(Collected data entries)

▬▬▬▬▬▬

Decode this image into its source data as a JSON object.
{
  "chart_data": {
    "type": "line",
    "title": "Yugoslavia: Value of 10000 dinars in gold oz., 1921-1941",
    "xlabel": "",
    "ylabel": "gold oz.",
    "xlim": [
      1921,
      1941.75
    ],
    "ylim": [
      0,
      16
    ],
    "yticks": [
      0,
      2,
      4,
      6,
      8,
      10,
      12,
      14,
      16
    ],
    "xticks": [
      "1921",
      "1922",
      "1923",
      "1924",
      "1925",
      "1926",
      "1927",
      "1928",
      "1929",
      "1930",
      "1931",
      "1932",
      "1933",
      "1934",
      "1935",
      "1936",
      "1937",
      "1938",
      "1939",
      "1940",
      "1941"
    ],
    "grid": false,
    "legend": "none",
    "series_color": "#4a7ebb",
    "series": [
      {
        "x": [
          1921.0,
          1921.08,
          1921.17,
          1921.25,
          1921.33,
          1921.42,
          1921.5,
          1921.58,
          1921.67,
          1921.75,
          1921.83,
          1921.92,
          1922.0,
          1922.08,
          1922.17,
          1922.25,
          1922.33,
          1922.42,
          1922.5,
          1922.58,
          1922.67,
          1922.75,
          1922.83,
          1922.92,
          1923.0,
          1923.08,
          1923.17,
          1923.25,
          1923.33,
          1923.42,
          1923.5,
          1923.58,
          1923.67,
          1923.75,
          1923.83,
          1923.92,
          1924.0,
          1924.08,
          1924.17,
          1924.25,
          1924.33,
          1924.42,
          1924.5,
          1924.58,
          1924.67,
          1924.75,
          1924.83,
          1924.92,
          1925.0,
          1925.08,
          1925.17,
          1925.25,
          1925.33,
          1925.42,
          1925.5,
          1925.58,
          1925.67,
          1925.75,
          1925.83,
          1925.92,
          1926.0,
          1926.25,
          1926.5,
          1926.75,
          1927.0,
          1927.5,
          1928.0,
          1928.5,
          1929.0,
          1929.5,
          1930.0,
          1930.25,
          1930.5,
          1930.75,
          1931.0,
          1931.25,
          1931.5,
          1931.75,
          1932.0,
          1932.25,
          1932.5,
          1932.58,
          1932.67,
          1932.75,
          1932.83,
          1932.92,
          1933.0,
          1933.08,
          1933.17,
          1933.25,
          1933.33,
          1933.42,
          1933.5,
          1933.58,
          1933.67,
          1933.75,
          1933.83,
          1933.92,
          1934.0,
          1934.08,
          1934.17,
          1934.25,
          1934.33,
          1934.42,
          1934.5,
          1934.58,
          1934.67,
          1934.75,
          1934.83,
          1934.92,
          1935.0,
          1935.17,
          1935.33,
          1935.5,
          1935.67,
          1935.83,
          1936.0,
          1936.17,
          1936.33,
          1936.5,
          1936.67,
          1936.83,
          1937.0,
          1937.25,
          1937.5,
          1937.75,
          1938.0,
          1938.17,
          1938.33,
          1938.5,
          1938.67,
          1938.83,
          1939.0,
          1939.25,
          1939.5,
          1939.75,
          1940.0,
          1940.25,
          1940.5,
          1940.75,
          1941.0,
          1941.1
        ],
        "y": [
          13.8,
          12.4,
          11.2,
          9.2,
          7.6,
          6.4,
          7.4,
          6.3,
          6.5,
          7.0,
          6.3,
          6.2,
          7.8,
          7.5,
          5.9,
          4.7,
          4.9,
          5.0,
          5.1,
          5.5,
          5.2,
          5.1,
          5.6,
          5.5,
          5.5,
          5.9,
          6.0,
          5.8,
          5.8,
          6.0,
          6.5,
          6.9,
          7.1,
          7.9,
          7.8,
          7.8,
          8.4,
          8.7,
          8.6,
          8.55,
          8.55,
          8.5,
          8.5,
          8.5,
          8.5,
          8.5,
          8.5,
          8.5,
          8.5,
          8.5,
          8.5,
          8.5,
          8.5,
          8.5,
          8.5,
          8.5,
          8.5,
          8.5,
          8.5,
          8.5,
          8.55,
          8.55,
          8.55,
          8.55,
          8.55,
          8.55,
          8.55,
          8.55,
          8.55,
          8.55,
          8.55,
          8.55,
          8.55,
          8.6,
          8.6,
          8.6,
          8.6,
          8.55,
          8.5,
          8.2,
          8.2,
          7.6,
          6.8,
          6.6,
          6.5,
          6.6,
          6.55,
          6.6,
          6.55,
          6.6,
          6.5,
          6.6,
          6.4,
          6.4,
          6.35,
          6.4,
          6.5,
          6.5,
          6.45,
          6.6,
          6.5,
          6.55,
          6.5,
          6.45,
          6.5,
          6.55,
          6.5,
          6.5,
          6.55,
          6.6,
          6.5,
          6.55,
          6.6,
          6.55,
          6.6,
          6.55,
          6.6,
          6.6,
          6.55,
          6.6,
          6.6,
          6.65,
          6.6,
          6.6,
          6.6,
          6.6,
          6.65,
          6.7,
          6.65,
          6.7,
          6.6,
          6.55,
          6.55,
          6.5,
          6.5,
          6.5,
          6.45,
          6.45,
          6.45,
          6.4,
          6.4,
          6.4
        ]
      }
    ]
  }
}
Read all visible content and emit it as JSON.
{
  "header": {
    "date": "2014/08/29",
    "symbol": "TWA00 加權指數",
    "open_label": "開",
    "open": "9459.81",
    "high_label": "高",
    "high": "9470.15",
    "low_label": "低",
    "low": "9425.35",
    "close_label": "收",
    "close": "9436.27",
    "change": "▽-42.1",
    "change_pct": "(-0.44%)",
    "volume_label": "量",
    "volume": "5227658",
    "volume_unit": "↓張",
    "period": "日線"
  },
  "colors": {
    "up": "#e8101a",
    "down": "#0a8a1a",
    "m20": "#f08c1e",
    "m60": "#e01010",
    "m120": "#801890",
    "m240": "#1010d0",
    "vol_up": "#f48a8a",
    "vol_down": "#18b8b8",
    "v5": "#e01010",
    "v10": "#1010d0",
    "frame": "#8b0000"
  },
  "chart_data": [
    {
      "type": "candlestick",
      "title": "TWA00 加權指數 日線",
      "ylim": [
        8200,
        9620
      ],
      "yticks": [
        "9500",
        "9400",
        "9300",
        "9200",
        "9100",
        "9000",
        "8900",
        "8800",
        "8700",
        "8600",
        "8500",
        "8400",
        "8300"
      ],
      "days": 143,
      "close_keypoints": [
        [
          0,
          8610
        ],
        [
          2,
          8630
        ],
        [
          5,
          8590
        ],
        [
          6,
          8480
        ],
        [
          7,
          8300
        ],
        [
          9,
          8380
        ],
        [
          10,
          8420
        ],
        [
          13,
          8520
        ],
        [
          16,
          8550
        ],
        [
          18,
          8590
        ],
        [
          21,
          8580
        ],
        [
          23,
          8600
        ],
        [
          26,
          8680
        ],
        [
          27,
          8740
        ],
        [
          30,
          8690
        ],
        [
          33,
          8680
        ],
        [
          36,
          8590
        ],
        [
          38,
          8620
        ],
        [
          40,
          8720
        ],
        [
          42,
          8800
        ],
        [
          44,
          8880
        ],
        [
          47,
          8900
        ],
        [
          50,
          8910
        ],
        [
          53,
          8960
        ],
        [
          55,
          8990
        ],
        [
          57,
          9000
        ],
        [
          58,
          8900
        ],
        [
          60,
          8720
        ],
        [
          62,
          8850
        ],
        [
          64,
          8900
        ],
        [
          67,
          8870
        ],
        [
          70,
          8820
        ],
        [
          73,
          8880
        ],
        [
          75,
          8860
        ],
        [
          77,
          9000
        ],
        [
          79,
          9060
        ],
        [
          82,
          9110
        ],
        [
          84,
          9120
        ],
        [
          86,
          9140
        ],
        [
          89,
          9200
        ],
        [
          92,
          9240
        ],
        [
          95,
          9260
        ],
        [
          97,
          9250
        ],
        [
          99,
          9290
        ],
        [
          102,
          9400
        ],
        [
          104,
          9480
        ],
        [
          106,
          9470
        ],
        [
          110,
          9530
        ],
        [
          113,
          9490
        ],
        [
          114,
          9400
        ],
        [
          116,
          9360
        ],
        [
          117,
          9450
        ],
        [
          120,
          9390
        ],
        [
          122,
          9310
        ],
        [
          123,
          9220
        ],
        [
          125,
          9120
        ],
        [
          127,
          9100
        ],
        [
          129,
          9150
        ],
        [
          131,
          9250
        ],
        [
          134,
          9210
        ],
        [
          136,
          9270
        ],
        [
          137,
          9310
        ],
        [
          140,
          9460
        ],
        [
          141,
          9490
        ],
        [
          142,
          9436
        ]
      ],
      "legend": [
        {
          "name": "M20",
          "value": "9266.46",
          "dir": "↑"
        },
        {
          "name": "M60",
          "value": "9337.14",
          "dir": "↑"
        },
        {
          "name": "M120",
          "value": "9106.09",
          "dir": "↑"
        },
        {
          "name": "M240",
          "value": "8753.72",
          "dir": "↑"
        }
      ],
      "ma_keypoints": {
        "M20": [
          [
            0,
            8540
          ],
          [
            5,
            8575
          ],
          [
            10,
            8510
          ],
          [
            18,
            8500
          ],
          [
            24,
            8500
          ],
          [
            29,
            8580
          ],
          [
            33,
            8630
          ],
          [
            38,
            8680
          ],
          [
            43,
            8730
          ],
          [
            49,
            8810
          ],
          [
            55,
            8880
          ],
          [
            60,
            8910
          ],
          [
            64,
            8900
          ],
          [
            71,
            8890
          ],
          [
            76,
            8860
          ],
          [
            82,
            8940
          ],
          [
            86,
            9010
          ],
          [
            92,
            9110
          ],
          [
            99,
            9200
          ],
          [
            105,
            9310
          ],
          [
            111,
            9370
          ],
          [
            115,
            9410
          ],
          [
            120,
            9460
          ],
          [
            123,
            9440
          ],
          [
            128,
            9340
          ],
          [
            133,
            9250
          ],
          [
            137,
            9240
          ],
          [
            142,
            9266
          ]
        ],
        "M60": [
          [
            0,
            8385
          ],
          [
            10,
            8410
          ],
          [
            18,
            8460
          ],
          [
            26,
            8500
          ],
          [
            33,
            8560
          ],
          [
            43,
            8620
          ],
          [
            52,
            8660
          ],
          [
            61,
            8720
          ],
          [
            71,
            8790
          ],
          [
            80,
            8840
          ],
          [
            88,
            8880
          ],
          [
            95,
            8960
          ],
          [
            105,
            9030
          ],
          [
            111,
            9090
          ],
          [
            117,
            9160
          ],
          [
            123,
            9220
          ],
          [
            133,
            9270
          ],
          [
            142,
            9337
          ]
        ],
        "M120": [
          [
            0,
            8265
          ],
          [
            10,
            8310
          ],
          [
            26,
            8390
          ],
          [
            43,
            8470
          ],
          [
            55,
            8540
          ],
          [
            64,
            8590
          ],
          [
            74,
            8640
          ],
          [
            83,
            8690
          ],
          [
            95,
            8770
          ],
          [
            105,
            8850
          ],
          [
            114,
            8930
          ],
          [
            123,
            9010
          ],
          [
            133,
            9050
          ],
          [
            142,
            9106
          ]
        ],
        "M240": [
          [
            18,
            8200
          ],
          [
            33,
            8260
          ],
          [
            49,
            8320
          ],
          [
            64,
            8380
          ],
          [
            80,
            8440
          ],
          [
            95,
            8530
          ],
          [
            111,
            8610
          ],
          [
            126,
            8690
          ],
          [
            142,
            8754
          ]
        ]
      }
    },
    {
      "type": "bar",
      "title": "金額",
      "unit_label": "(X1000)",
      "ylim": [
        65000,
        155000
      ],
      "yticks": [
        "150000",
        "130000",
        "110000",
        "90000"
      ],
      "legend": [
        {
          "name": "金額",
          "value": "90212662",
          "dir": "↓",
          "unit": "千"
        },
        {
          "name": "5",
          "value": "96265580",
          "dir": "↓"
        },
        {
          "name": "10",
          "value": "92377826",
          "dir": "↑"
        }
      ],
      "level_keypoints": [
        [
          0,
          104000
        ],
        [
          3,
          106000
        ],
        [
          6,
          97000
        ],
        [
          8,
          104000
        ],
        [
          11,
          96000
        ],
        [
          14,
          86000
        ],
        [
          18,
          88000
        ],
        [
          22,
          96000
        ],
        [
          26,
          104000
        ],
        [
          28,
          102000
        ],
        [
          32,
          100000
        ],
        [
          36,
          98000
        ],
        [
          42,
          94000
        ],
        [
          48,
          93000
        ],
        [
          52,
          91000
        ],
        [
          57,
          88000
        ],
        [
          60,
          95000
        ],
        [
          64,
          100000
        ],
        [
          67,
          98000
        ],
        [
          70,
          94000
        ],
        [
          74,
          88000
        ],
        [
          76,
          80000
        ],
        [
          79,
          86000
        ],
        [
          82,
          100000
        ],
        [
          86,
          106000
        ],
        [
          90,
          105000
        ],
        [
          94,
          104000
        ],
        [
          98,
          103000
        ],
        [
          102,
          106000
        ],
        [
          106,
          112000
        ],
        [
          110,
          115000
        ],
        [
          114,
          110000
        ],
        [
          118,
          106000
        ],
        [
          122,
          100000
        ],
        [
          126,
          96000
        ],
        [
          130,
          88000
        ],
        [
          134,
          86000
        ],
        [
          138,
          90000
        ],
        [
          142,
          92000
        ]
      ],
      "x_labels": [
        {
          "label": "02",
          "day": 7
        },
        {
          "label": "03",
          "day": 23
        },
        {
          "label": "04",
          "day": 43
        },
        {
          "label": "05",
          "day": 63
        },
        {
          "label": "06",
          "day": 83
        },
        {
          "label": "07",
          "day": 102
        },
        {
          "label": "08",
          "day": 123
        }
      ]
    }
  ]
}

▬▬▬▬▬▬

[Your objective]: Copy all lines in the listing above where the string "type" appears.

[Problem solution]:
    "type": "line",
      "type": "candlestick",
      "type": "bar",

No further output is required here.